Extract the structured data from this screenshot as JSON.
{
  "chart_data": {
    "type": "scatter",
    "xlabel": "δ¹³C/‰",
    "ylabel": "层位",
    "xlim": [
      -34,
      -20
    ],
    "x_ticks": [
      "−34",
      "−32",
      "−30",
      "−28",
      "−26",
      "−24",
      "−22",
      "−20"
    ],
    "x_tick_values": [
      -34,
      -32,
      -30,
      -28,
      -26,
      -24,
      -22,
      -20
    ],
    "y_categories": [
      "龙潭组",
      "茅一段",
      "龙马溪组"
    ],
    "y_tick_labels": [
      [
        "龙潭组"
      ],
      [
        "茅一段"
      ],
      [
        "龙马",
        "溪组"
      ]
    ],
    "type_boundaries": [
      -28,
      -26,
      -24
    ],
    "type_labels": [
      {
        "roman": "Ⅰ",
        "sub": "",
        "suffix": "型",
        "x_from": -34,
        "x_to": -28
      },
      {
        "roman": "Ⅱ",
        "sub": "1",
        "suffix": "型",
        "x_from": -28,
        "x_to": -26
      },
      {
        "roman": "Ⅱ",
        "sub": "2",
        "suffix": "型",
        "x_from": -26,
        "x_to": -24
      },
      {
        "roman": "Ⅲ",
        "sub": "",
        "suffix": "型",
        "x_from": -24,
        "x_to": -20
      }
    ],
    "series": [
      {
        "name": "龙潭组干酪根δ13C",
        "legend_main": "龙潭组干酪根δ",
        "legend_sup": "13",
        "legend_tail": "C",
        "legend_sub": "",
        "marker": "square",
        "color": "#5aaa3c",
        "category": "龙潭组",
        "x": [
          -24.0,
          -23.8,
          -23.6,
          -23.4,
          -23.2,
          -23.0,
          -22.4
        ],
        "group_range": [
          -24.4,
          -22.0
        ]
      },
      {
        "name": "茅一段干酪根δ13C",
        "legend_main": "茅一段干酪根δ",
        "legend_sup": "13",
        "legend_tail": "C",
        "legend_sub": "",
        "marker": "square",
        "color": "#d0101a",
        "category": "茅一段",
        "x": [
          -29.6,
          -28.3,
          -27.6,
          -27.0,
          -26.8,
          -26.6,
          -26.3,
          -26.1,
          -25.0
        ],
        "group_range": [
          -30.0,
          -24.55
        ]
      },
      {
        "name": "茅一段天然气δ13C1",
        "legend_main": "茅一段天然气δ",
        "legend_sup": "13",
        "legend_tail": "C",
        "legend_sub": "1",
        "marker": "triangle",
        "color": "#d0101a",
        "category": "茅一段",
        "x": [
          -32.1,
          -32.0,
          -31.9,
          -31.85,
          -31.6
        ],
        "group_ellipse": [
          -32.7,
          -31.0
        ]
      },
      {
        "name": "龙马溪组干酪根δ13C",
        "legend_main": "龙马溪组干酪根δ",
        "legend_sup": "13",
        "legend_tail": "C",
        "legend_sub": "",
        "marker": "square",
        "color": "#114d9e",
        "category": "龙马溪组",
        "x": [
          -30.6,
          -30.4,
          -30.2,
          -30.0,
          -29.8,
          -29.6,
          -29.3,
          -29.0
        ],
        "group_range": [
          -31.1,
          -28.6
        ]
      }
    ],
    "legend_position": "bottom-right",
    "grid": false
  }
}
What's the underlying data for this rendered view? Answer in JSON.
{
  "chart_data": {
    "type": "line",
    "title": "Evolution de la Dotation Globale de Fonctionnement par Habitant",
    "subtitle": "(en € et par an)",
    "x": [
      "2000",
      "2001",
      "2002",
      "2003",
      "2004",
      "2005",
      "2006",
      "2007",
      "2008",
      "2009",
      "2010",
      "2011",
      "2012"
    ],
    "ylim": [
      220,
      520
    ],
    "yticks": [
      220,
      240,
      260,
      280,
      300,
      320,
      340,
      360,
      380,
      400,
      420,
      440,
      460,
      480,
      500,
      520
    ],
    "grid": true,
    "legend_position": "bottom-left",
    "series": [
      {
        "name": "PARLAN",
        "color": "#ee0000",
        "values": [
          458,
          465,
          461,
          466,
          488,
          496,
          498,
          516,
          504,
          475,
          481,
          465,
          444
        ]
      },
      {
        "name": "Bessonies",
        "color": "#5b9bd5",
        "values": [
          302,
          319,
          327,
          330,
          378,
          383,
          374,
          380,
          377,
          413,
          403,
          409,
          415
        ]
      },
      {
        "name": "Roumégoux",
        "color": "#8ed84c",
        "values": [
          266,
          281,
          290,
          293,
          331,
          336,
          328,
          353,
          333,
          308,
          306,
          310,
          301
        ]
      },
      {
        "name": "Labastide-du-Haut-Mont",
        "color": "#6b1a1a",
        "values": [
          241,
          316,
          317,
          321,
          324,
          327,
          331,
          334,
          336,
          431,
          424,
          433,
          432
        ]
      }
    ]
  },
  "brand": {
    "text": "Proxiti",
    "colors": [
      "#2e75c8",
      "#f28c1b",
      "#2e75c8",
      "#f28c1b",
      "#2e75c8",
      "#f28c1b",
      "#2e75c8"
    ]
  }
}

§ What you need to do
Filter the records above for lines containing the word "bottom", and copy those lines.

§ Written response
    "legend_position": "bottom-right",
    "legend_position": "bottom-left",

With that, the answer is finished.